*** Exercise material Section Begins ***
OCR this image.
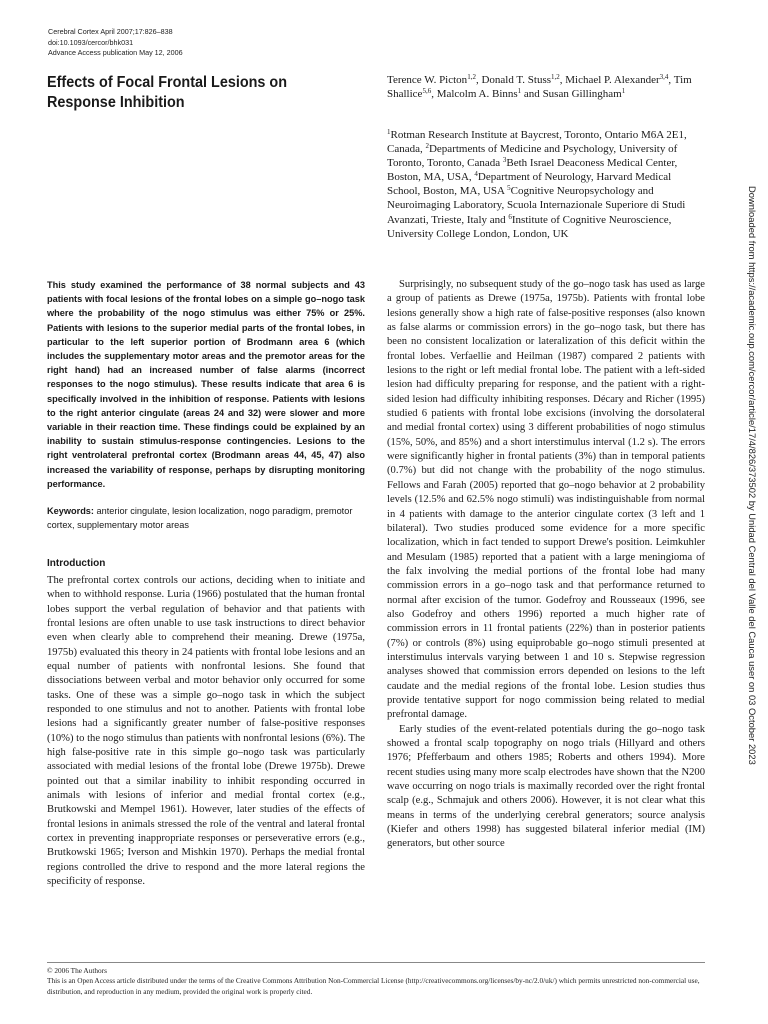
Cerebral Cortex April 2007;17:826–838
doi:10.1093/cercor/bhk031
Advance Access publication May 12, 2006
Effects of Focal Frontal Lesions on Response Inhibition
Terence W. Picton$^{1,2}$, Donald T. Stuss$^{1,2}$, Michael P. Alexander$^{3,4}$, Tim Shallice$^{5,6}$, Malcolm A. Binns$^1$ and Susan Gillingham$^1$
$^1$Rotman Research Institute at Baycrest, Toronto, Ontario M6A 2E1, Canada, $^2$Departments of Medicine and Psychology, University of Toronto, Toronto, Canada $^3$Beth Israel Deaconess Medical Center, Boston, MA, USA, $^4$Department of Neurology, Harvard Medical School, Boston, MA, USA $^5$Cognitive Neuropsychology and Neuroimaging Laboratory, Scuola Internazionale Superiore di Studi Avanzati, Trieste, Italy and $^6$Institute of Cognitive Neuroscience, University College London, London, UK

This study examined the performance of 38 normal subjects and 43 patients with focal lesions of the frontal lobes on a simple go–nogo task where the probability of the nogo stimulus was either 75% or 25%. Patients with lesions to the superior medial parts of the frontal lobes, in particular to the left superior portion of Brodmann area 6 (which includes the supplementary motor areas and the premotor areas for the right hand) had an increased number of false alarms (incorrect responses to the nogo stimulus). These results indicate that area 6 is specifically involved in the inhibition of response. Patients with lesions to the right anterior cingulate (areas 24 and 32) were slower and more variable in their reaction time. These findings could be explained by an inability to sustain stimulus-response contingencies. Lesions to the right ventrolateral prefrontal cortex (Brodmann areas 44, 45, 47) also increased the variability of response, perhaps by disrupting monitoring performance.

Keywords: anterior cingulate, lesion localization, nogo paradigm, premotor cortex, supplementary motor areas

Introduction

The prefrontal cortex controls our actions, deciding when to initiate and when to withhold response. Luria (1966) postulated that the human frontal lobes support the verbal regulation of behavior and that patients with frontal lesions are often unable to use task instructions to direct behavior even when clearly able to comprehend their meaning. Drewe (1975a, 1975b) evaluated this theory in 24 patients with frontal lobe lesions and an equal number of patients with nonfrontal lesions. She found that dissociations between verbal and motor behavior only occurred for some tasks. One of these was a simple go–nogo task in which the subject responded to one stimulus and not to another. Patients with frontal lobe lesions had a significantly greater number of false-positive responses (10%) to the nogo stimulus than patients with nonfrontal lesions (6%). The high false-positive rate in this simple go–nogo task was particularly associated with medial lesions of the frontal lobe (Drewe 1975b). Drewe pointed out that a similar inability to inhibit responding occurred in animals with lesions of inferior and medial frontal cortex (e.g., Brutkowski and Mempel 1961). However, later studies of the effects of frontal lesions in animals stressed the role of the ventral and lateral frontal cortex in preventing inappropriate responses or perseverative errors (e.g., Brutkowski 1965; Iverson and Mishkin 1970). Perhaps the medial frontal regions controlled the drive to respond and the more lateral regions the specificity of response.

Surprisingly, no subsequent study of the go–nogo task has used as large a group of patients as Drewe (1975a, 1975b). Patients with frontal lobe lesions generally show a high rate of false-positive responses (also known as false alarms or commission errors) in the go–nogo task, but there has been no consistent localization or lateralization of this deficit within the frontal lobes. Verfaellie and Heilman (1987) compared 2 patients with lesions to the right or left medial frontal lobe. The patient with a left-sided lesion had difficulty preparing for response, and the patient with a right-sided lesion had difficulty inhibiting responses. Décary and Richer (1995) studied 6 patients with frontal lobe excisions (involving the dorsolateral and medial frontal cortex) using 3 different probabilities of nogo stimulus (15%, 50%, and 85%) and a short interstimulus interval (1.2 s). The errors were significantly higher in frontal patients (3%) than in temporal patients (0.7%) but did not change with the probability of the nogo stimulus. Fellows and Farah (2005) reported that go–nogo behavior at 2 probability levels (12.5% and 62.5% nogo stimuli) was indistinguishable from normal in 4 patients with damage to the anterior cingulate cortex (3 left and 1 bilateral). Two studies produced some evidence for a more specific localization, which in fact tended to support Drewe's position. Leimkuhler and Mesulam (1985) reported that a patient with a large meningioma of the falx involving the medial portions of the frontal lobe had many commission errors in a go–nogo task and that performance returned to normal after excision of the tumor. Godefroy and Rousseaux (1996, see also Godefroy and others 1996) reported a much higher rate of commission errors in 11 frontal patients (22%) than in posterior patients (7%) or controls (8%) using equiprobable go–nogo stimuli presented at interstimulus intervals varying between 1 and 10 s. Stepwise regression analyses showed that commission errors depended on lesions to the left caudate and the medial regions of the frontal lobe. Lesion studies thus provide tentative support for nogo commission being related to medial prefrontal damage.

Early studies of the event-related potentials during the go–nogo task showed a frontal scalp topography on nogo trials (Hillyard and others 1976; Pfefferbaum and others 1985; Roberts and others 1994). More recent studies using many more scalp electrodes have shown that the N200 wave occurring on nogo trials is maximally recorded over the right frontal scalp (e.g., Schmajuk and others 2006). However, it is not clear what this means in terms of the underlying cerebral generators; source analysis (Kiefer and others 1998) has suggested bilateral inferior medial (IM) generators, but other source

© 2006 The Authors
This is an Open Access article distributed under the terms of the Creative Commons Attribution Non-Commercial License (http://creativecommons.org/licenses/by-nc/2.0/uk/) which permits unrestricted non-commercial use, distribution, and reproduction in any medium, provided the original work is properly cited.
Downloaded from https://academic.oup.com/cercor/article/17/4/826/373502 by Unidad Central del Valle del Cauca user on 03 October 2023
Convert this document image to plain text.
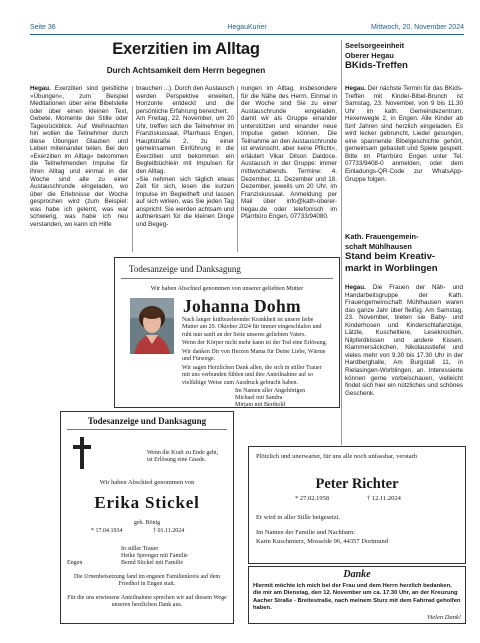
Seite 36	HegauKurier	Mittwoch, 20. November 2024
Exerzitien im Alltag
Durch Achtsamkeit dem Herrn begegnen
Hegau. Exerzitien sind geistliche »Übungen«, zum Beispiel Meditationen über eine Bibelstelle oder über einen kleinen Text, Gebete, Momente der Stille oder Tagesrückblick. Auf Weihnachten hin wollen die Teilnehmer durch diese Übungen Glauben und Leben miteinander teilen. Bei den »Exerzitien im Alltag« bekommen die Teilnehmenden Impulse für ihren Alltag und einmal in der Woche sind alle zu einer Austauschrunde eingeladen, wo über die Erlebnisse der Woche gesprochen wird (zum Beispiel: was habe ich gelernt, was war schwierig, was habe ich neu verstanden, wo kann ich Hilfe
brauchen ...). Durch den Austausch werden Perspektive erweitert, Horizonte entdeckt und die persönliche Erfahrung bereichert.
Am Freitag, 22. November, um 20 Uhr, treffen sich die Teilnehmer im Franziskussaal, Pfarrhaus Engen, Hauptstraße 2, zu einer gemeinsamen Einführung in die Exerzitien und bekommen ein Begleitbüchlein mit Impulsen für den Alltag.
»Sie nehmen sich täglich etwas Zeit für sich, lesen die kurzen Impulse im Begleitheft und lassen auf sich wirken, was Sie jeden Tag anspricht. Sie werden achtsam und aufmerksam für die kleinen Dinge und Begeg-
nungen im Alltag, insbesondere für die Nähe des Herrn. Einmal in der Woche sind Sie zu einer Austauschrunde eingeladen, damit wir als Gruppe einander unterstützen und einander neue Impulse geben können. Die Teilnahme an den Austauschrunde ist erwünscht, aber keine Pflicht«, erläutert Vikar Dilson Daldoce. Austausch in der Gruppe: immer mittwochabends. Termine: 4. Dezember, 11. Dezember und 18. Dezember, jeweils um 20 Uhr, im Franziskussaal. Anmeldung per Mail über info@kath-oberer-hegau.de oder telefonisch im Pfarrbüro Engen, 07733/94080.
Seelsorgeeinheit
Oberer Hegau
BKids-Treffen
Hegau. Der nächste Termin für das BKids-Treffen mit Kinder-Bibel-Brunch ist Samstag, 23. November, von 9 bis 11.30 Uhr im kath. Gemeindezentrum, Hexenwegle 2, in Engen. Alle Kinder ab fünf Jahren sind herzlich eingeladen. Es wird lecker gebruncht, Lieder gesungen, eine spannende Bibelgeschichte gehört, gemeinsam gebastelt und Spiele gespielt. Bitte im Pfarrbüro Engen unter Tel. 07733/9408-0 anmelden, oder dem Einladungs-QR-Code zur WhatsApp-Gruppe folgen.
Kath. Frauengemein-
schaft Mühlhausen
Stand beim Kreativ-
markt in Worblingen
Hegau. Die Frauen der Näh- und Handarbeitsgruppe der Kath. Frauengemeinschaft Mühlhausen waren das ganze Jahr über fleißig. Am Samstag, 23. November, bieten sie Baby- und Kinderhosen und Kinderschlafanzüge, Lätzle, Kuscheltiere, Leseknochen, Nilpferdkissen und andere Kissen, Klammersäckchen, Nikolausstiefel und vieles mehr von 9.30 bis 17.30 Uhr in der Hardberghalle, Am Burgstall 11, in Rielasingen-Worblingen, an. Interessierte können gerne vorbeischauen, vielleicht findet sich hier ein nützliches und schönes Geschenk.
Todesanzeige und Danksagung
Wir haben Abschied genommen von unserer geliebten Mutter
Johanna Dohm
Nach langer kräftezehrender Krankheit ist unsere liebe Mutter am 29. Oktober 2024 für immer eingeschlafen und ruht nun sanft an der Seite unseres geliebten Vaters.
Wenn der Körper nicht mehr kann ist der Tod eine Erlösung.
Wir danken Dir von Herzen Mama für Deine Liebe, Wärme und Fürsorge.
Wir sagen Herzlichen Dank allen, die sich in stiller Trauer mit uns verbunden fühlen und ihre Anteilnahme auf so vielfältige Weise zum Ausdruck gebracht haben.
Im Namen aller Angehörigen
Michael mit Sandra
Mirjam mit Berthold
Todesanzeige und Danksagung
Wenn die Kraft zu Ende geht,
ist Erlösung eine Gnade.
Wir haben Abschied genommen von
Erika Stickel
geb. Bönig
* 17.04.1934	† 01.11.2024
In stiller Trauer
Heike Sprenger mit Familie
Bernd Stickel mit Familie
Engen
Die Urnenbeisetzung fand im engsten Familienkreis auf dem Friedhof in Engen statt.
Für die uns erwiesene Anteilnahme sprechen wir auf diesem Wege unseren herzlichen Dank aus.
Plötzlich und unerwartet, für uns alle noch unfassbar, verstarb
Peter Richter
* 27.02.1958	† 12.11.2024
Er wird in aller Stille beigesetzt.
Im Namen der Familie und Nachbarn:
Karin Kuschmierz, Mosselde 96, 44357 Dortmund
Danke
Hiermit möchte ich mich bei der Frau und dem Herrn herzlich bedanken, die mir am Dienstag, den 12. November um ca. 17.30 Uhr, an der Kreuzung Aacher Straße - Breitestraße, nach meinem Sturz mit dem Fahrrad geholfen haben.
Vielen Dank!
*** Exercise material Section Ends ***
**Exercise requirements**. The lines to show are those in the data above that include "cercor".

**Solution for this problem**.
doi:10.1093/cercor/bhk031
Downloaded from https://academic.oup.com/cercor/article/17/4/826/373502 by Unidad Central del Valle del Cauca user on 03 October 2023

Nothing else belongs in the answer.